(TASK INPUTS)

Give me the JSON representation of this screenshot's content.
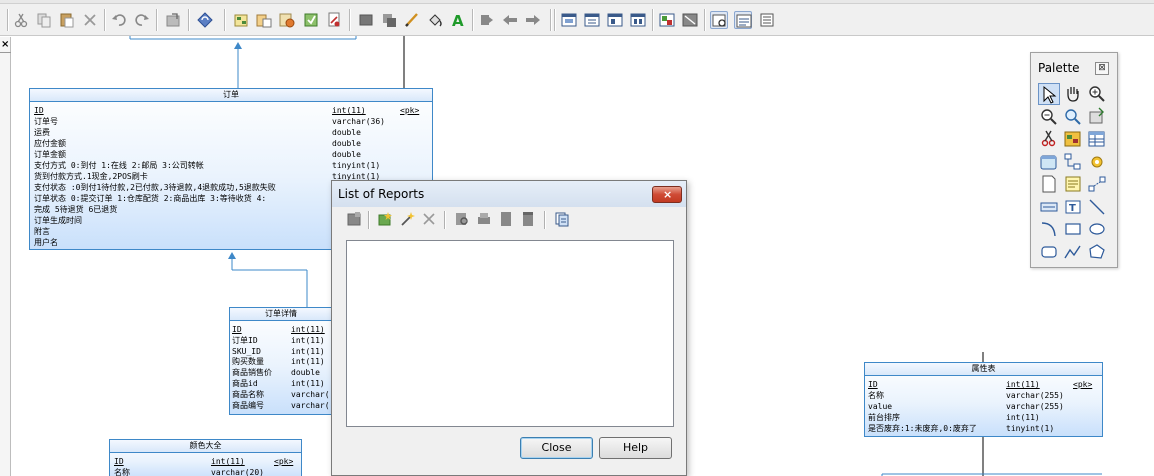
{
  "diagram": {
    "tables": [
      {
        "key": "order",
        "title": "订单",
        "rows": [
          {
            "name": "ID",
            "type": "int(11)",
            "key": "<pk>"
          },
          {
            "name": "订单号",
            "type": "varchar(36)",
            "key": ""
          },
          {
            "name": "运费",
            "type": "double",
            "key": ""
          },
          {
            "name": "应付金额",
            "type": "double",
            "key": ""
          },
          {
            "name": "订单金额",
            "type": "double",
            "key": ""
          },
          {
            "name": "支付方式 0:到付 1:在线 2:邮局 3:公司转帐",
            "type": "tinyint(1)",
            "key": ""
          },
          {
            "name": "货到付款方式.1现金,2POS刷卡",
            "type": "tinyint(1)",
            "key": ""
          },
          {
            "name": "支付状态 :0到付1待付款,2已付款,3待退款,4退款成功,5退款失败",
            "type": "",
            "key": ""
          },
          {
            "name": "订单状态 0:提交订单 1:仓库配货 2:商品出库 3:等待收货 4:",
            "type": "",
            "key": ""
          },
          {
            "name": "完成 5待退货 6已退货",
            "type": "",
            "key": ""
          },
          {
            "name": "订单生成时间",
            "type": "",
            "key": ""
          },
          {
            "name": "附言",
            "type": "",
            "key": ""
          },
          {
            "name": "用户名",
            "type": "",
            "key": ""
          }
        ]
      },
      {
        "key": "order_detail",
        "title": "订单详情",
        "rows": [
          {
            "name": "ID",
            "type": "int(11)",
            "key": ""
          },
          {
            "name": "订单ID",
            "type": "int(11)",
            "key": ""
          },
          {
            "name": "SKU_ID",
            "type": "int(11)",
            "key": ""
          },
          {
            "name": "购买数量",
            "type": "int(11)",
            "key": ""
          },
          {
            "name": "商品销售价",
            "type": "double",
            "key": ""
          },
          {
            "name": "商品id",
            "type": "int(11)",
            "key": ""
          },
          {
            "name": "商品名称",
            "type": "varchar(",
            "key": ""
          },
          {
            "name": "商品编号",
            "type": "varchar(",
            "key": ""
          }
        ]
      },
      {
        "key": "attribute",
        "title": "属性表",
        "rows": [
          {
            "name": "ID",
            "type": "int(11)",
            "key": "<pk>"
          },
          {
            "name": "名称",
            "type": "varchar(255)",
            "key": ""
          },
          {
            "name": "value",
            "type": "varchar(255)",
            "key": ""
          },
          {
            "name": "前台排序",
            "type": "int(11)",
            "key": ""
          },
          {
            "name": "是否废弃:1:未废弃,0:废弃了",
            "type": "tinyint(1)",
            "key": ""
          }
        ]
      },
      {
        "key": "color",
        "title": "颜色大全",
        "rows": [
          {
            "name": "ID",
            "type": "int(11)",
            "key": "<pk>"
          },
          {
            "name": "名称",
            "type": "varchar(20)",
            "key": ""
          }
        ]
      }
    ]
  },
  "dialog": {
    "title": "List of Reports",
    "close_glyph": "×",
    "close_label": "Close",
    "help_label": "Help",
    "tools": [
      "properties-icon",
      "new-report-icon",
      "wizard-icon",
      "delete-icon",
      "preview-icon",
      "print-icon",
      "generate-html-icon",
      "generate-rtf-icon",
      "export-template-icon"
    ]
  },
  "palette": {
    "title": "Palette",
    "close_glyph": "⊠",
    "tools": [
      "pointer-icon",
      "grabber-icon",
      "zoom-in-icon",
      "zoom-out-icon",
      "open-package-icon",
      "properties-icon",
      "delete-icon",
      "package-icon",
      "table-icon",
      "view-icon",
      "reference-icon",
      "procedure-icon",
      "file-icon",
      "note-icon",
      "link-icon",
      "title-icon",
      "text-icon",
      "line-icon",
      "arc-icon",
      "rectangle-icon",
      "ellipse-icon",
      "rounded-rectangle-icon",
      "polyline-icon",
      "polygon-icon"
    ]
  },
  "left_panel": {
    "close_glyph": "×"
  },
  "toolbar": {
    "tools": [
      "cut-icon",
      "copy-icon",
      "paste-icon",
      "delete-icon",
      "undo-icon",
      "redo-icon",
      "open-parent-icon",
      "refresh-icon",
      "new-model-icon",
      "open-icon",
      "save-icon",
      "check-model-icon",
      "generate-icon",
      "reverse-icon",
      "impact-icon",
      "pen-icon",
      "fill-icon",
      "text-color-icon",
      "align-left-icon",
      "back-icon",
      "forward-icon",
      "view-toggle-icon",
      "layout-icon",
      "sheet-icon",
      "report-icon",
      "database-icon",
      "report-list-icon",
      "window-icon",
      "output-icon"
    ]
  }
}
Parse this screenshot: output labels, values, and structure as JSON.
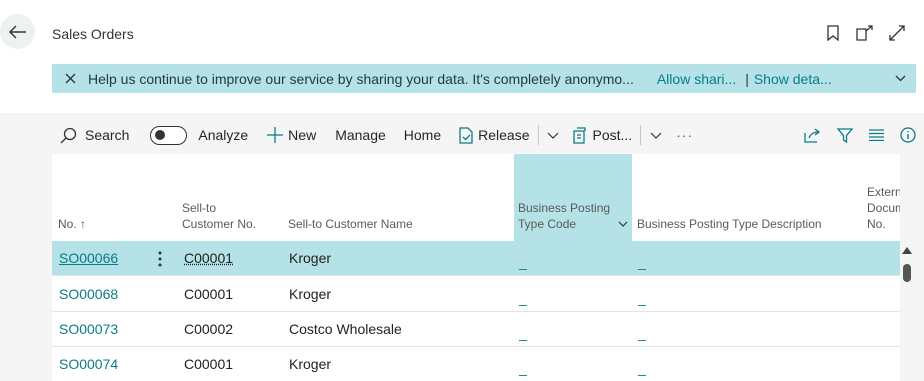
{
  "page": {
    "title": "Sales Orders"
  },
  "banner": {
    "message": "Help us continue to improve our service by sharing your data. It's completely anonymo...",
    "allow_label": "Allow shari...",
    "separator": "|",
    "show_label": "Show deta..."
  },
  "toolbar": {
    "search": "Search",
    "analyze": "Analyze",
    "new": "New",
    "manage": "Manage",
    "home": "Home",
    "release": "Release",
    "post": "Post...",
    "more": "···"
  },
  "columns": {
    "no": "No. ↑",
    "sell_to_no_1": "Sell-to",
    "sell_to_no_2": "Customer No.",
    "sell_to_name": "Sell-to Customer Name",
    "bpt_code_1": "Business Posting",
    "bpt_code_2": "Type Code",
    "bpt_desc": "Business Posting Type Description",
    "ext_1": "External",
    "ext_2": "Document",
    "ext_3": "No."
  },
  "rows": [
    {
      "no": "SO00066",
      "customer_no": "C00001",
      "customer_name": "Kroger",
      "bpt_code": "_",
      "bpt_desc": "_"
    },
    {
      "no": "SO00068",
      "customer_no": "C00001",
      "customer_name": "Kroger",
      "bpt_code": "_",
      "bpt_desc": "_"
    },
    {
      "no": "SO00073",
      "customer_no": "C00002",
      "customer_name": "Costco Wholesale",
      "bpt_code": "_",
      "bpt_desc": "_"
    },
    {
      "no": "SO00074",
      "customer_no": "C00001",
      "customer_name": "Kroger",
      "bpt_code": "_",
      "bpt_desc": "_"
    }
  ],
  "colors": {
    "accent": "#0b7b87",
    "selection": "#b4e2e6",
    "panel": "#f5f5f5"
  },
  "icons": [
    "back-arrow-icon",
    "bookmark-icon",
    "open-new-window-icon",
    "expand-icon",
    "close-icon",
    "chevron-down-icon",
    "search-icon",
    "plus-icon",
    "release-document-icon",
    "post-document-icon",
    "share-icon",
    "filter-icon",
    "list-view-icon",
    "info-icon",
    "row-menu-icon",
    "sort-ascending-icon",
    "scroll-up-icon"
  ]
}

(PROBLEM) Write the records above out again exactly, with no pictures in your copy.

(RESPONSE)
Give me the JSON representation of this screenshot's content.
{
  "diagram": {
    "tables": [
      {
        "key": "order",
        "title": "订单",
        "rows": [
          {
            "name": "ID",
            "type": "int(11)",
            "key": "<pk>"
          },
          {
            "name": "订单号",
            "type": "varchar(36)",
            "key": ""
          },
          {
            "name": "运费",
            "type": "double",
            "key": ""
          },
          {
            "name": "应付金额",
            "type": "double",
            "key": ""
          },
          {
            "name": "订单金额",
            "type": "double",
            "key": ""
          },
          {
            "name": "支付方式 0:到付 1:在线 2:邮局 3:公司转帐",
            "type": "tinyint(1)",
            "key": ""
          },
          {
            "name": "货到付款方式.1现金,2POS刷卡",
            "type": "tinyint(1)",
            "key": ""
          },
          {
            "name": "支付状态 :0到付1待付款,2已付款,3待退款,4退款成功,5退款失败",
            "type": "",
            "key": ""
          },
          {
            "name": "订单状态 0:提交订单 1:仓库配货 2:商品出库 3:等待收货 4:",
            "type": "",
            "key": ""
          },
          {
            "name": "完成 5待退货 6已退货",
            "type": "",
            "key": ""
          },
          {
            "name": "订单生成时间",
            "type": "",
            "key": ""
          },
          {
            "name": "附言",
            "type": "",
            "key": ""
          },
          {
            "name": "用户名",
            "type": "",
            "key": ""
          }
        ]
      },
      {
        "key": "order_detail",
        "title": "订单详情",
        "rows": [
          {
            "name": "ID",
            "type": "int(11)",
            "key": ""
          },
          {
            "name": "订单ID",
            "type": "int(11)",
            "key": ""
          },
          {
            "name": "SKU_ID",
            "type": "int(11)",
            "key": ""
          },
          {
            "name": "购买数量",
            "type": "int(11)",
            "key": ""
          },
          {
            "name": "商品销售价",
            "type": "double",
            "key": ""
          },
          {
            "name": "商品id",
            "type": "int(11)",
            "key": ""
          },
          {
            "name": "商品名称",
            "type": "varchar(",
            "key": ""
          },
          {
            "name": "商品编号",
            "type": "varchar(",
            "key": ""
          }
        ]
      },
      {
        "key": "attribute",
        "title": "属性表",
        "rows": [
          {
            "name": "ID",
            "type": "int(11)",
            "key": "<pk>"
          },
          {
            "name": "名称",
            "type": "varchar(255)",
            "key": ""
          },
          {
            "name": "value",
            "type": "varchar(255)",
            "key": ""
          },
          {
            "name": "前台排序",
            "type": "int(11)",
            "key": ""
          },
          {
            "name": "是否废弃:1:未废弃,0:废弃了",
            "type": "tinyint(1)",
            "key": ""
          }
        ]
      },
      {
        "key": "color",
        "title": "颜色大全",
        "rows": [
          {
            "name": "ID",
            "type": "int(11)",
            "key": "<pk>"
          },
          {
            "name": "名称",
            "type": "varchar(20)",
            "key": ""
          }
        ]
      }
    ]
  },
  "dialog": {
    "title": "List of Reports",
    "close_glyph": "×",
    "close_label": "Close",
    "help_label": "Help",
    "tools": [
      "properties-icon",
      "new-report-icon",
      "wizard-icon",
      "delete-icon",
      "preview-icon",
      "print-icon",
      "generate-html-icon",
      "generate-rtf-icon",
      "export-template-icon"
    ]
  },
  "palette": {
    "title": "Palette",
    "close_glyph": "⊠",
    "tools": [
      "pointer-icon",
      "grabber-icon",
      "zoom-in-icon",
      "zoom-out-icon",
      "open-package-icon",
      "properties-icon",
      "delete-icon",
      "package-icon",
      "table-icon",
      "view-icon",
      "reference-icon",
      "procedure-icon",
      "file-icon",
      "note-icon",
      "link-icon",
      "title-icon",
      "text-icon",
      "line-icon",
      "arc-icon",
      "rectangle-icon",
      "ellipse-icon",
      "rounded-rectangle-icon",
      "polyline-icon",
      "polygon-icon"
    ]
  },
  "left_panel": {
    "close_glyph": "×"
  },
  "toolbar": {
    "tools": [
      "cut-icon",
      "copy-icon",
      "paste-icon",
      "delete-icon",
      "undo-icon",
      "redo-icon",
      "open-parent-icon",
      "refresh-icon",
      "new-model-icon",
      "open-icon",
      "save-icon",
      "check-model-icon",
      "generate-icon",
      "reverse-icon",
      "impact-icon",
      "pen-icon",
      "fill-icon",
      "text-color-icon",
      "align-left-icon",
      "back-icon",
      "forward-icon",
      "view-toggle-icon",
      "layout-icon",
      "sheet-icon",
      "report-icon",
      "database-icon",
      "report-list-icon",
      "window-icon",
      "output-icon"
    ]
  }
}
Parse this screenshot: output labels, values, and structure as JSON.
{
  "page": {
    "title": "Sales Orders"
  },
  "banner": {
    "message": "Help us continue to improve our service by sharing your data. It's completely anonymo...",
    "allow_label": "Allow shari...",
    "separator": "|",
    "show_label": "Show deta..."
  },
  "toolbar": {
    "search": "Search",
    "analyze": "Analyze",
    "new": "New",
    "manage": "Manage",
    "home": "Home",
    "release": "Release",
    "post": "Post...",
    "more": "···"
  },
  "columns": {
    "no": "No. ↑",
    "sell_to_no_1": "Sell-to",
    "sell_to_no_2": "Customer No.",
    "sell_to_name": "Sell-to Customer Name",
    "bpt_code_1": "Business Posting",
    "bpt_code_2": "Type Code",
    "bpt_desc": "Business Posting Type Description",
    "ext_1": "External",
    "ext_2": "Document",
    "ext_3": "No."
  },
  "rows": [
    {
      "no": "SO00066",
      "customer_no": "C00001",
      "customer_name": "Kroger",
      "bpt_code": "_",
      "bpt_desc": "_"
    },
    {
      "no": "SO00068",
      "customer_no": "C00001",
      "customer_name": "Kroger",
      "bpt_code": "_",
      "bpt_desc": "_"
    },
    {
      "no": "SO00073",
      "customer_no": "C00002",
      "customer_name": "Costco Wholesale",
      "bpt_code": "_",
      "bpt_desc": "_"
    },
    {
      "no": "SO00074",
      "customer_no": "C00001",
      "customer_name": "Kroger",
      "bpt_code": "_",
      "bpt_desc": "_"
    }
  ],
  "colors": {
    "accent": "#0b7b87",
    "selection": "#b4e2e6",
    "panel": "#f5f5f5"
  },
  "icons": [
    "back-arrow-icon",
    "bookmark-icon",
    "open-new-window-icon",
    "expand-icon",
    "close-icon",
    "chevron-down-icon",
    "search-icon",
    "plus-icon",
    "release-document-icon",
    "post-document-icon",
    "share-icon",
    "filter-icon",
    "list-view-icon",
    "info-icon",
    "row-menu-icon",
    "sort-ascending-icon",
    "scroll-up-icon"
  ]
}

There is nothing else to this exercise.